• DESCRIPTION OF THE TASK:
Identify every line in the records below that contains the word "Zone", and reproduce each one.

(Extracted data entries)
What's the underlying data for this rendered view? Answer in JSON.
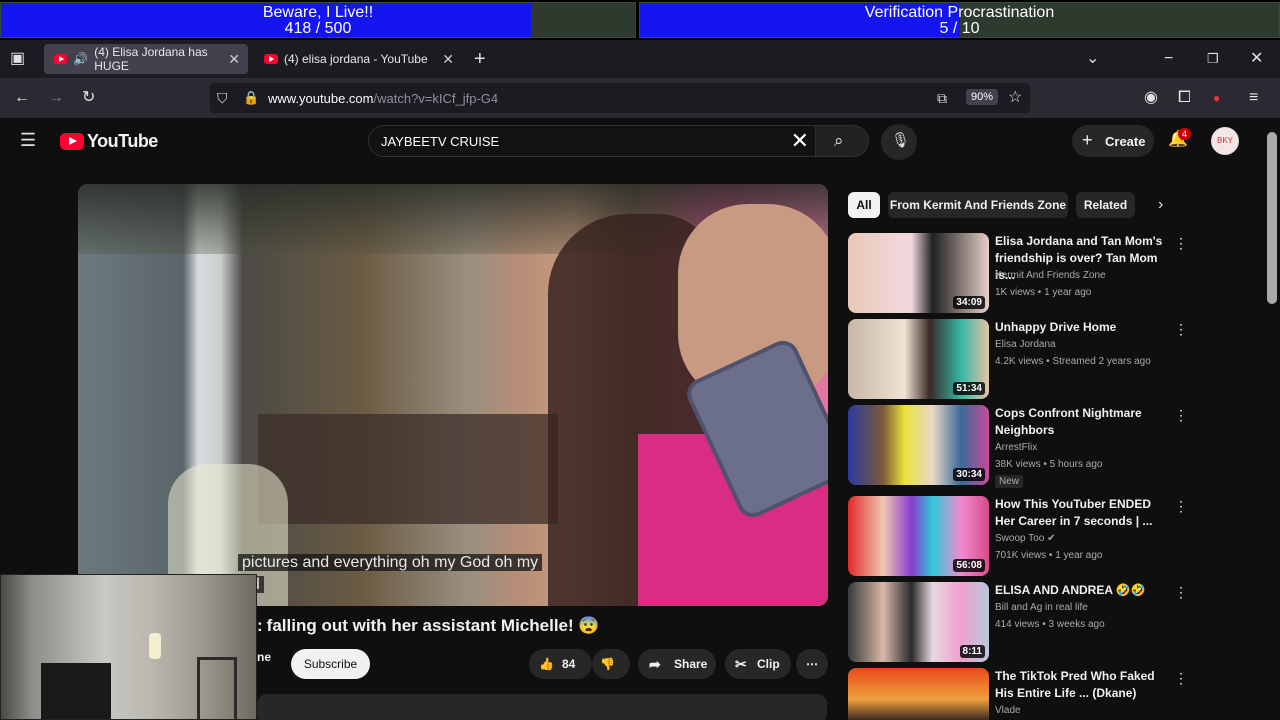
{
  "overlay": {
    "goal1": {
      "title": "Beware, I Live!!",
      "count": "418 / 500",
      "progress": 0.836
    },
    "goal2": {
      "title": "Verification Procrastination",
      "count": "5 / 10",
      "progress": 0.5
    }
  },
  "browser": {
    "tabs": [
      {
        "label": "(4) Elisa Jordana has HUGE",
        "active": true
      },
      {
        "label": "(4) elisa jordana - YouTube",
        "active": false
      }
    ],
    "url_host": "www.youtube.com",
    "url_path": "/watch?v=kICf_jfp-G4",
    "zoom": "90%"
  },
  "youtube": {
    "logo_text": "YouTube",
    "search_value": "JAYBEETV CRUISE",
    "create_label": "Create",
    "notif_count": "4",
    "avatar_text": "BKY"
  },
  "player": {
    "caption_line1": "pictures and everything oh my God oh my",
    "caption_line2": "od"
  },
  "video": {
    "title": "falling out with her assistant Michelle! 😨",
    "channel_fragment": "ne",
    "subscribe_label": "Subscribe",
    "likes": "84",
    "share_label": "Share",
    "clip_label": "Clip"
  },
  "chips": [
    "All",
    "From Kermit And Friends Zone",
    "Related"
  ],
  "recommendations": [
    {
      "title": "Elisa Jordana and Tan Mom's friendship is over? Tan Mom is...",
      "channel": "Kermit And Friends Zone",
      "meta": "1K views • 1 year ago",
      "duration": "34:09",
      "badge": ""
    },
    {
      "title": "Unhappy Drive Home",
      "channel": "Elisa Jordana",
      "meta": "4.2K views • Streamed 2 years ago",
      "duration": "51:34",
      "badge": ""
    },
    {
      "title": "Cops Confront Nightmare Neighbors",
      "channel": "ArrestFlix",
      "meta": "38K views • 5 hours ago",
      "duration": "30:34",
      "badge": "New"
    },
    {
      "title": "How This YouTuber ENDED Her Career in 7 seconds | ...",
      "channel": "Swoop Too ✔",
      "meta": "701K views • 1 year ago",
      "duration": "56:08",
      "badge": ""
    },
    {
      "title": "ELISA AND ANDREA 🤣🤣",
      "channel": "Bill and Ag in real life",
      "meta": "414 views • 3 weeks ago",
      "duration": "8:11",
      "badge": ""
    },
    {
      "title": "The TikTok Pred Who Faked His Entire Life ... (Dkane)",
      "channel": "Vlade",
      "meta": "",
      "duration": "",
      "badge": ""
    }
  ],
  "colors": {
    "goal_fill": "#1515f0",
    "youtube_red": "#ff0033",
    "page_bg": "#0f0f0f"
  }
}
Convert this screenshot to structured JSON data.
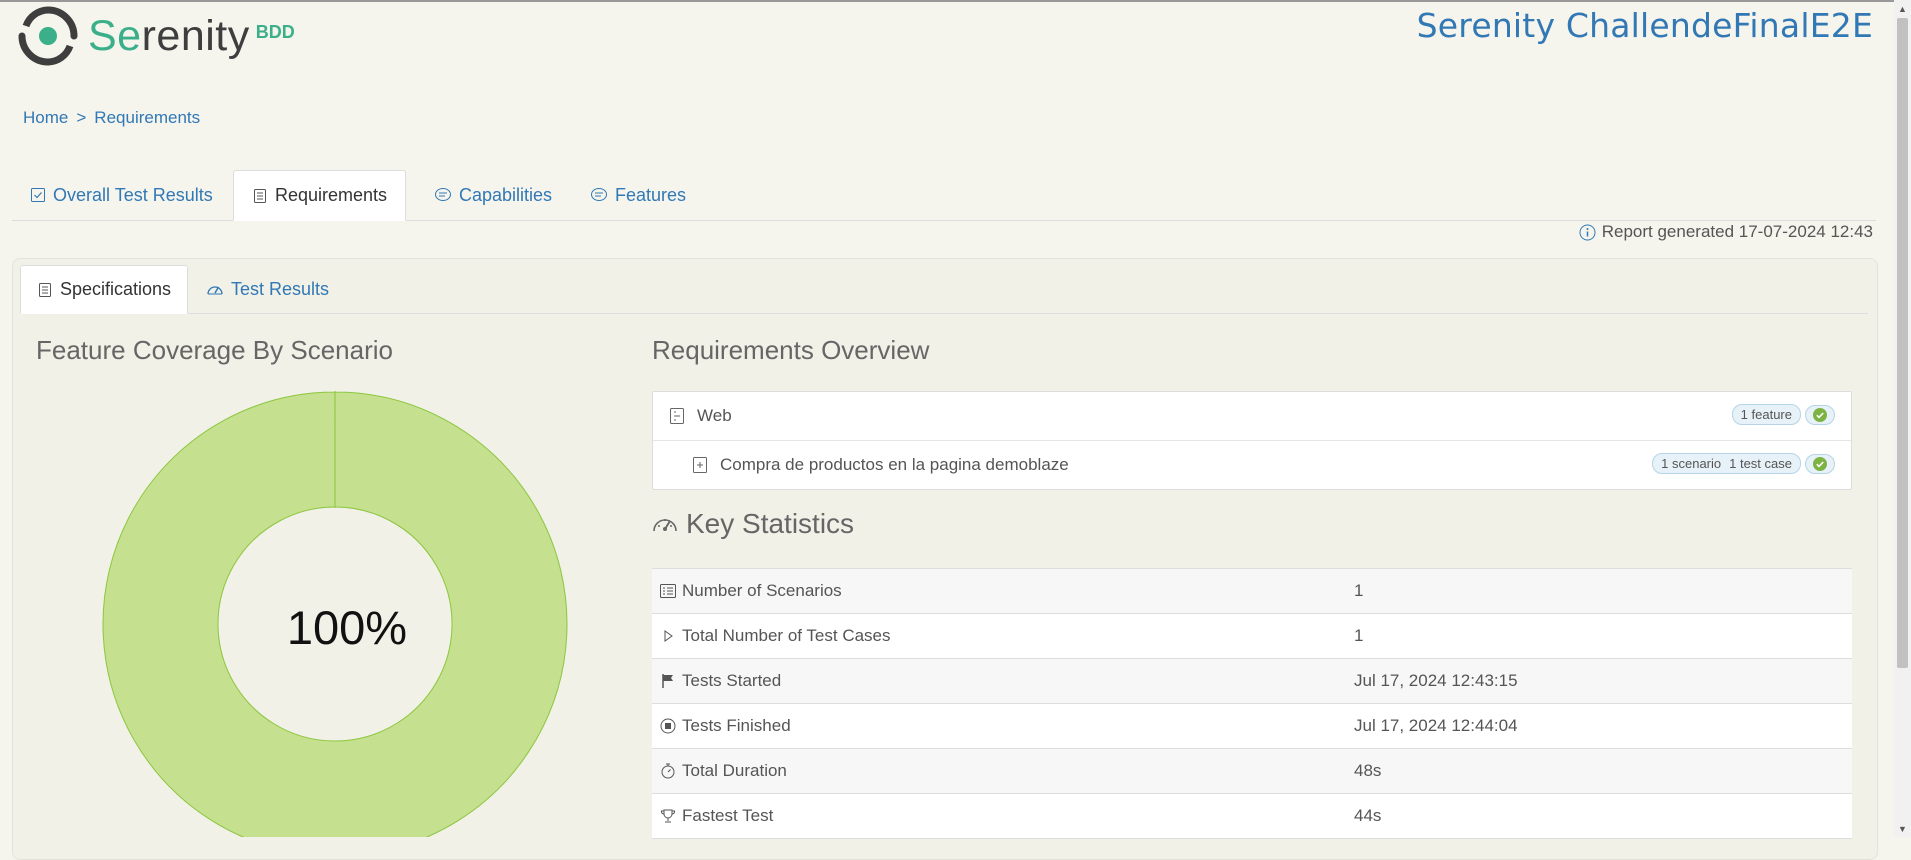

• ANSWER TO THIS EXERCISE:
    "From Kermit And Friends Zone",
      "channel": "Kermit And Friends Zone",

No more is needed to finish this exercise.